Dafür bereiten wir uns beständig vor. Sogar Christus selbst sagte zu seinen Jüngern: «Wer an mich glaubt, der wird die Werke tun, die ich tue, und er wird grössere als diese tun» (Joh. XIV/12). Entweder drücken diese Worte eine Wahrheit aus, oder der ganze Aufbau unseres Glaubens fällt zusammen. Es harrt noch mehr der Offenbarung, oder die vergangene Geschichte verliert ihren Sinn, alte Glaubensbekenntnisse büssen ihre Bedeutung ein, und wir haben einen unüberschreitbaren Punkt erreicht, den zu überschreiten Gott selbst unfähig scheint. Das können wir nicht annehmen.

Der kosmische Christus, der mystische Christus, der historische Christus und der individuelle Christus bestehen in alle Ewigkeit, und deshalb kann die Offenbarung fortschreitend sein. Wenn wir glauben können, dass Gott in allen Formen eingeschlossen ist und in dem, was die Formen offenbaren, so werden wir sicher, ebenso, wie unsere Ausrüstung sich entwickelt und unser Kontakt-Mechanismus sich verbessert, imstande sein, mehr von dem Göttlichen zu sehen als jetzt, und zu späterer Zeit einer grösseren Offenbarung für wert gehalten werden. Nur unsere Begrenzungen als menschliche Wesen hindern uns, alles zu sehen, was es zu sehen gibt.

Die neue Geburt brachte uns zu dem Punkt, wo wir einer neuen Welt des Lichts und des Seins gewahr wurden. Durch den Vorgang jener Einweihung wurden wir Bürger des Reichs Gottes, das Christus als eine Tatsache im Bewusstsein der Menschen aufzurichten kam. Wir gehen durch die neue Geburt in eine Welt, die von einer höheren Reihe von Gesetzen beherrscht wird, den geistigen Gesetzen, und neue Ziele tun sich vor uns auf, neue Aspekte unserer eigenen verborgenen geistigen Natur tauchen auf, und wir beginnen in uns die Umrisse eines neuen Seins zu entdecken mit ganz anderen Wünschen, ganz anderen Verlangen, Idealen und [94] Methoden des Weltdienstes.

Wir sprechen viel von der Einswerdung, die Christus in sich und für den Menschen vollzog. Wir erkennen die Einheit, die er mit dem Vater fühlte, und dass er uns zu einer ähnlichen göttlichen Einheit aufgerufen hat. Aber ist es nicht möglich, dass er eine viel weitere Synthese errichtete als jene des Individuums mit Gott die Synthese des Reichs Gottes?

Datenteil -
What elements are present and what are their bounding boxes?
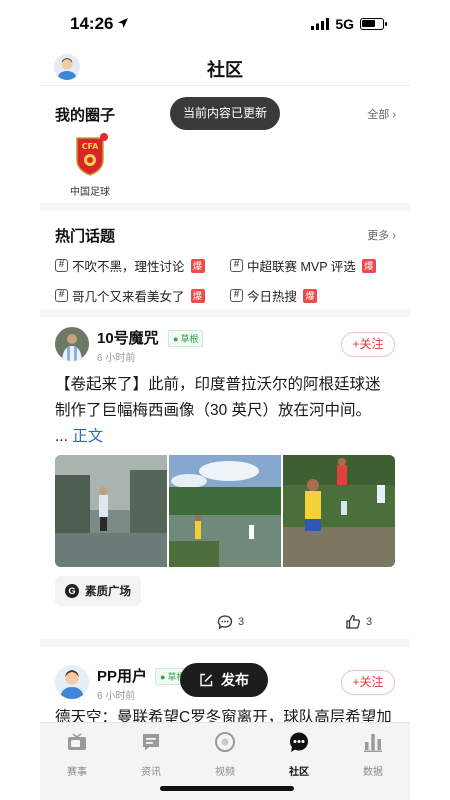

Aufgaben -
1. Beantworte anhand des Textauszugs über die neue Geburt die folgenden Fragen:
(a) Welche Bibelstelle wird für das angeführte Christuswort genannt?
(b) Welche vier Formen Christi bestehen laut Text in alle Ewigkeit?
(c) Was beginnen wir laut Text nach der neuen Geburt in uns zu entdecken?
2. Stimmen die folgenden Aussagen mit dem Textauszug über die neue Geburt überein? Antworte jeweils mit Ja oder Nein und belege die Antwort mit einem wörtlichen Zitat aus dem Text.
(a) Nur unsere Begrenzungen als menschliche Wesen hindern uns daran, alles zu sehen.
(b) Die Offenbarung ist laut Text abgeschlossen.
(c) Christus hat uns zu keiner ähnlichen göttlichen Einheit aufgerufen.
3. Schreibe den Textauszug über die neue Geburt und das Reich Gottes weiter, und zwar im Anschluss an seinen letzten Satz.

Antworten -
1.
(a) Genannt wird die Stelle Joh. XIV/12.
(b) Es sind der kosmische Christus, der mystische Christus, der historische Christus und der individuelle Christus.
(c) Wir beginnen, in uns die Umrisse eines neuen Seins zu entdecken.

2.
(a) Ja. Im Text heißt es: „Nur unsere Begrenzungen als menschliche Wesen hindern uns, alles zu sehen, was es zu sehen gibt.“
(b) Nein. Im Text heißt es: „Es harrt noch mehr der Offenbarung“.
(c) Nein. Im Text heißt es, „dass er uns zu einer ähnlichen göttlichen Einheit aufgerufen hat“.

3.
Was bedeuten diese Worte? Wir haben vom Himmelreich in Begriffen des Getrenntseins gesprochen. Wir sind entweder in diesem Reich oder ausserhalb. Es wird uns gesagt, dass wir aus dem Menschenreich (das durch die Welt, das Fleisch und den Teufel beherrscht wird) heraus- und in ein anderes Reich eintreten sollen, das als völlig verschieden geschildert wird. Jedoch, ist dies so? Alle Aspekte der drei untermenschlichen Reiche (Tier-, Pflanzen- und Mineralreich) werden im Menschen gefunden, und ihre Synthese, zuzüglich einem anderen Faktor, dem göttlichen Intellekt, nennen wir das Menschenreich. Der Mensch vereint in sich die sogenannten niederen Manifestationen des Göttlichen. In den untermenschlichen Naturreichen finden wir drei Haupttypen von Bewusstsein: das Mineralreich mit seiner subjektiven Unterscheidungskraft, seiner Fähigkeit zu wachsen und seiner schliesslichen Radioaktivität, das Pflanzenreich mit seiner Sensitivität oder Empfindungsfähigkeit und seinem sich entwickelnden Reaktionsapparat auf Sonnenlicht, auf Wärme, Kälte und andere klimatische Umweltbedingungen, das Tierreich mit seiner sehr erweiterten Wahrnehmungsfähigkeit, seiner Befähigung zu freier Bewegung und zu weiteren Kontakten vermöge seiner Instinktnatur. Das Menschenreich vereinigt in sich alle diese Arten von Wahrnehmungsfähigkeit Bewusstsein, Gefühl, Instinkt - dazu jener geheimnisvollen menschlichen Fähigkeit, die wir das Denken nennen, und wir fassen alle diese ererbten Eigenschaften zusammen mit dem Wort «Selbstbewusstsein».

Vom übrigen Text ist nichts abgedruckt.